- EXERCISE INSTRUCTIONS
List the four levels of the sleep-stage factor named in the methods passage on the mean global signal.

- PASSAGE
"""
Mean global signal: Voxelwise direct statistical comparisons of differential effects

Since only 19 of the 71 subjects were observed with at least a single long epoch for each sleep stage, the direct statistical comparison of the mean global signal with sleep depth over all 71 subjects was one of unbalanced data that were solved with a linear mixed effects model.⁵⁷ This random intercept model (i.e. different intercepts for each subject) implements an analysis of variance (ANOVA) with a random factor of subjects at 71 levels and a fixed factor of sleep stage at 4 levels (W, N1, N2, and N3). This analysis produced an F statistic for the main effect of sleep stage reflecting the direct comparison of the four stages of non-REM sleep. The F statistic was z-transformed and corrected for multiple comparisons (|z| ≥ 3.0, minimum 45 face connected voxels, P < 0.05 corrected) with a Monte Carlo-based method.^58,59

Mean global signal: Principal component analysis

Group averaged mean global signal maps were formed for each sleep stage. These maps comprised the four features (W, N1, N2, and N3) with all significant voxels from the main effect of sleep stage as the observations for a principal component analysis. The first component was then projected back on the brain by computing the inner product with the group averaged mean global signal maps at each voxel.

Minimally processed signal

Subject-specific general linear models⁵³ were fit to the BOLD time series at each voxel with a model that included only the constant c₀ and linear trend $c_{1}t$ to model slow drifts. The minimally processed signal was extracted from the BOLD time series by regressing both these terms, then normalizing by the constant c₀.
"""
- DATASET EXCERPTS
"""
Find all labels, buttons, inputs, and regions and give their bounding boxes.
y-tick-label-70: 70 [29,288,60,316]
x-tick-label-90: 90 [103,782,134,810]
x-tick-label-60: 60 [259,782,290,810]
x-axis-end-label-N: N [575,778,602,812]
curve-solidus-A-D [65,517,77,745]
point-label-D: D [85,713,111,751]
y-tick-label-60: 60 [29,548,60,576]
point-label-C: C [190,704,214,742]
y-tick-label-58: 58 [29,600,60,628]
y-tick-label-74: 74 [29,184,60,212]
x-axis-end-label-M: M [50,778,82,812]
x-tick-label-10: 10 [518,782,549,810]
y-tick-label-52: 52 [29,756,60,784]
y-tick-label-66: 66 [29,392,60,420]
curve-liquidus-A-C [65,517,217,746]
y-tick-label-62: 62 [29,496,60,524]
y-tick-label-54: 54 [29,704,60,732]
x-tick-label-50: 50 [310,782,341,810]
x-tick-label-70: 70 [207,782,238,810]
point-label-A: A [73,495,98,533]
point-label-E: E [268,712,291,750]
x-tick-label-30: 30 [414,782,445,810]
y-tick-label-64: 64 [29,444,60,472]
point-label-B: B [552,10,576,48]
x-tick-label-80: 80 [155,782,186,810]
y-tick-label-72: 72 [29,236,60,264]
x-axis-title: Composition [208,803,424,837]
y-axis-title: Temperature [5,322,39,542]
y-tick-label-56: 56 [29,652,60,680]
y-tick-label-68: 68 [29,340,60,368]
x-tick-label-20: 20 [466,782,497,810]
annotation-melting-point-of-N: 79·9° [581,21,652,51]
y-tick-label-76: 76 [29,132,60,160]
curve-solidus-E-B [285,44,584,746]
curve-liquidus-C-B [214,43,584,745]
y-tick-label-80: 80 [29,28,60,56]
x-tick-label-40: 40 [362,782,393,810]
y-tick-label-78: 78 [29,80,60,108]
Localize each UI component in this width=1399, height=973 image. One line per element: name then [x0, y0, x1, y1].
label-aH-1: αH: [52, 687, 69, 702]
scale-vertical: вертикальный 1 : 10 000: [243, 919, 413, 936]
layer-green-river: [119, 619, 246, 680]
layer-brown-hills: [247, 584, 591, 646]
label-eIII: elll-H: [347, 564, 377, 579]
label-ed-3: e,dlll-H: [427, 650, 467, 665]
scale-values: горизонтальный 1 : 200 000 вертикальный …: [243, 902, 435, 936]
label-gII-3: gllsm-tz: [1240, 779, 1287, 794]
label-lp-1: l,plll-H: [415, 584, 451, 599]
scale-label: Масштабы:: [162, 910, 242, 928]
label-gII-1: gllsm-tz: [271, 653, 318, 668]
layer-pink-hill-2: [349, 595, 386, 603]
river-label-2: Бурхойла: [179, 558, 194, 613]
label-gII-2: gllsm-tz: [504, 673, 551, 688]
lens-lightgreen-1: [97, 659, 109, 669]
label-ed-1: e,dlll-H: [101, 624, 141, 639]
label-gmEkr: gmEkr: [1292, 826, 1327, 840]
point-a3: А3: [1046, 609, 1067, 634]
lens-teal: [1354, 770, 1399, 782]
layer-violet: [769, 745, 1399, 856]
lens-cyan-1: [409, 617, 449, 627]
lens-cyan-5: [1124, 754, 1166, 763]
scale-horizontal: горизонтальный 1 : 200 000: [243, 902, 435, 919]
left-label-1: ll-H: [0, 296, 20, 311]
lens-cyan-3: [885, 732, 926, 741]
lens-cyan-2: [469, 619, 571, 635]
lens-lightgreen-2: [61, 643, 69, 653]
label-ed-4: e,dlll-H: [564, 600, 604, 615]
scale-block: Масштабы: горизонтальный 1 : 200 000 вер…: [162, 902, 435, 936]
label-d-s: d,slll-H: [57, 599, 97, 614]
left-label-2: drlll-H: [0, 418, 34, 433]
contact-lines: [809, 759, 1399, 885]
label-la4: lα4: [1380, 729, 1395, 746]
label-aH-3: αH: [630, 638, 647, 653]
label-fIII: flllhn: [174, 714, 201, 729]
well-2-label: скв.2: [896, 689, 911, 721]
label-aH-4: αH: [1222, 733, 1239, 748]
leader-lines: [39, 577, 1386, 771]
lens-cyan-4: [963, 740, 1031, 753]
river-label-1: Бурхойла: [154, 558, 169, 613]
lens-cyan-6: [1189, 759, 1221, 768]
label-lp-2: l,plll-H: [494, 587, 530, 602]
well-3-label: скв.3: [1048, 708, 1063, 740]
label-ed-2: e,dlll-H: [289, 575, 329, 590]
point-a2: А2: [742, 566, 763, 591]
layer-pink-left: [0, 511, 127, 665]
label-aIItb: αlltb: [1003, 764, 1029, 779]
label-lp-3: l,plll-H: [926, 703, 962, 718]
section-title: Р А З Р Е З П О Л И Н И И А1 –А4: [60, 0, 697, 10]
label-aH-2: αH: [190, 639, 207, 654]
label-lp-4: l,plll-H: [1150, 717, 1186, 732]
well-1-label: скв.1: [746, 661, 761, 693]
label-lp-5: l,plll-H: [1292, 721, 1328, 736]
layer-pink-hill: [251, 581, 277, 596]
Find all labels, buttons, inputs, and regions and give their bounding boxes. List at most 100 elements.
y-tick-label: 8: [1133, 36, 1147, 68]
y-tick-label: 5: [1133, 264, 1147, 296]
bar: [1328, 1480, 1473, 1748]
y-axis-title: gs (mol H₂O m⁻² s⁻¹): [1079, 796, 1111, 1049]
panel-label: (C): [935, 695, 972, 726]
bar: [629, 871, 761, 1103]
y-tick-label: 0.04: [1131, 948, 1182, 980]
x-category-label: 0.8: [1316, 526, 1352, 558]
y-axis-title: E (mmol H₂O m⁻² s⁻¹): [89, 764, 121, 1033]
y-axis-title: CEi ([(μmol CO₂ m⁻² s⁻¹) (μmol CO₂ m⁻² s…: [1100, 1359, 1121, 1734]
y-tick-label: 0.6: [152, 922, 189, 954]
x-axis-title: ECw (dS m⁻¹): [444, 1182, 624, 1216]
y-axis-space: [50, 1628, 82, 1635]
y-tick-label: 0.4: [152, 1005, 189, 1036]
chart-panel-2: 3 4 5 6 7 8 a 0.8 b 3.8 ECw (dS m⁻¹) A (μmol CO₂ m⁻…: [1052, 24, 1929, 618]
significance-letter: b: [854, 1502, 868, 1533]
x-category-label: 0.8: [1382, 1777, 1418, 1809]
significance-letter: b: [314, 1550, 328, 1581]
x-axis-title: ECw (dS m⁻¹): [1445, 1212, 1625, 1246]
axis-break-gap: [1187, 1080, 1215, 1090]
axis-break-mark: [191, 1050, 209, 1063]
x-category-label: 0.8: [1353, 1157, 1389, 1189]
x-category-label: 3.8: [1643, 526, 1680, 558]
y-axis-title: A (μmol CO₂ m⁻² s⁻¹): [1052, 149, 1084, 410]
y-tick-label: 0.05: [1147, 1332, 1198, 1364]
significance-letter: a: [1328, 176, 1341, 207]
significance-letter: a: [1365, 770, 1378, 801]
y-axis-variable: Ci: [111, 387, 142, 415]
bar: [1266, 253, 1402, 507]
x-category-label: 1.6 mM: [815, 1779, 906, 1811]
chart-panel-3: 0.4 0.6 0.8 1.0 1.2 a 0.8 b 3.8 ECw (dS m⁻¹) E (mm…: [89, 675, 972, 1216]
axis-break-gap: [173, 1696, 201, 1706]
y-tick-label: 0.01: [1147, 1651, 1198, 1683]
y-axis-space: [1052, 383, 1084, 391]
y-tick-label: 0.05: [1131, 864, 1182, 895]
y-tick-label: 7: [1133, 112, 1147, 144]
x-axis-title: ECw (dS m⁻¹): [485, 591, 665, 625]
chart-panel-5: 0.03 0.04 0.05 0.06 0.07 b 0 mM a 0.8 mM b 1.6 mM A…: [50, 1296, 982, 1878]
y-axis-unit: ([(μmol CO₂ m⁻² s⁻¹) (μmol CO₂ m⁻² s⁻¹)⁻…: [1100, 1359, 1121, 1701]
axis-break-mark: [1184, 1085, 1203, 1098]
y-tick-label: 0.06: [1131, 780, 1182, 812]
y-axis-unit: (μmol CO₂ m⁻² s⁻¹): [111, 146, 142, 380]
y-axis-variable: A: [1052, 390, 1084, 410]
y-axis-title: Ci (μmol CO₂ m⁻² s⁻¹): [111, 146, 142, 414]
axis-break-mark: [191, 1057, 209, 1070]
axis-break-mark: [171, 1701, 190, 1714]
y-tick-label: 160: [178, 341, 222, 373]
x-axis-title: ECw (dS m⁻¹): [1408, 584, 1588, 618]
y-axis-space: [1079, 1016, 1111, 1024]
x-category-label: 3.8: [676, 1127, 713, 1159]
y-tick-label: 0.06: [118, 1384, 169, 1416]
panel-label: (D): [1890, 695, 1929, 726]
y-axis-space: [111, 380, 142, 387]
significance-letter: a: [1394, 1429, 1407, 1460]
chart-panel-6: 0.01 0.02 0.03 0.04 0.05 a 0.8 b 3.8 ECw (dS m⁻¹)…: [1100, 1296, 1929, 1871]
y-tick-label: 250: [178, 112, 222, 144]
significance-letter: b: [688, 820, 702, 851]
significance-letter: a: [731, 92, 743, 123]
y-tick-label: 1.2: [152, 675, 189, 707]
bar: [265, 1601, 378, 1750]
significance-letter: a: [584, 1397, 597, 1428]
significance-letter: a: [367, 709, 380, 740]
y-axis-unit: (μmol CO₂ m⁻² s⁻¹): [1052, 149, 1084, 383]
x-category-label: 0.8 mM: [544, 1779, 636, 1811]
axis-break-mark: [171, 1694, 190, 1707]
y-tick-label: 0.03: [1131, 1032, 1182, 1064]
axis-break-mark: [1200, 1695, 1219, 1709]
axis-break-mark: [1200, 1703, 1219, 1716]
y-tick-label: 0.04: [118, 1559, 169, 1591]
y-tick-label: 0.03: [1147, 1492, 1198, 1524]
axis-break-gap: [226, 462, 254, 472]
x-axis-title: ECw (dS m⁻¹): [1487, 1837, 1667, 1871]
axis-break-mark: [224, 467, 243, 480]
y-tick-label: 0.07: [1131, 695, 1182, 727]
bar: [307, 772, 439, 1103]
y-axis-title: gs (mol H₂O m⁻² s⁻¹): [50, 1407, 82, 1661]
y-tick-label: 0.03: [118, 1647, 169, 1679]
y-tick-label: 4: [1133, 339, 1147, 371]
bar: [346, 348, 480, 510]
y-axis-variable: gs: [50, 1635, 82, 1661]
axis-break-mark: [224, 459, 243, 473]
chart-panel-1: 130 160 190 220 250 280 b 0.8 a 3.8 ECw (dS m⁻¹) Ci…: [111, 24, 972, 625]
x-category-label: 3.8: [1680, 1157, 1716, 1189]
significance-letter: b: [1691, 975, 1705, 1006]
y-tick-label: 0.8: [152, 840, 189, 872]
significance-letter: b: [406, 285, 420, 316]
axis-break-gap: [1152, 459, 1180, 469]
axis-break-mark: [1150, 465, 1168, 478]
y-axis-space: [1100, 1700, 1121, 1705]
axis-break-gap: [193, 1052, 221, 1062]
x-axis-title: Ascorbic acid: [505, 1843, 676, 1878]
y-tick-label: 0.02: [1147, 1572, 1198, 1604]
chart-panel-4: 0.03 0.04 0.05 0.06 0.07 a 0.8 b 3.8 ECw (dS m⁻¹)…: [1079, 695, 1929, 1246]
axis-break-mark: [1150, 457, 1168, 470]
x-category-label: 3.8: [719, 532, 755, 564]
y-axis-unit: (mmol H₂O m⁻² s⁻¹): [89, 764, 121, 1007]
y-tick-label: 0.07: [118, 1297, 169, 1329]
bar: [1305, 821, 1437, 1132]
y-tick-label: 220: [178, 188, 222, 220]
"""
- SOLUTION FOR THIS EXERCISE
W, N1, N2, N3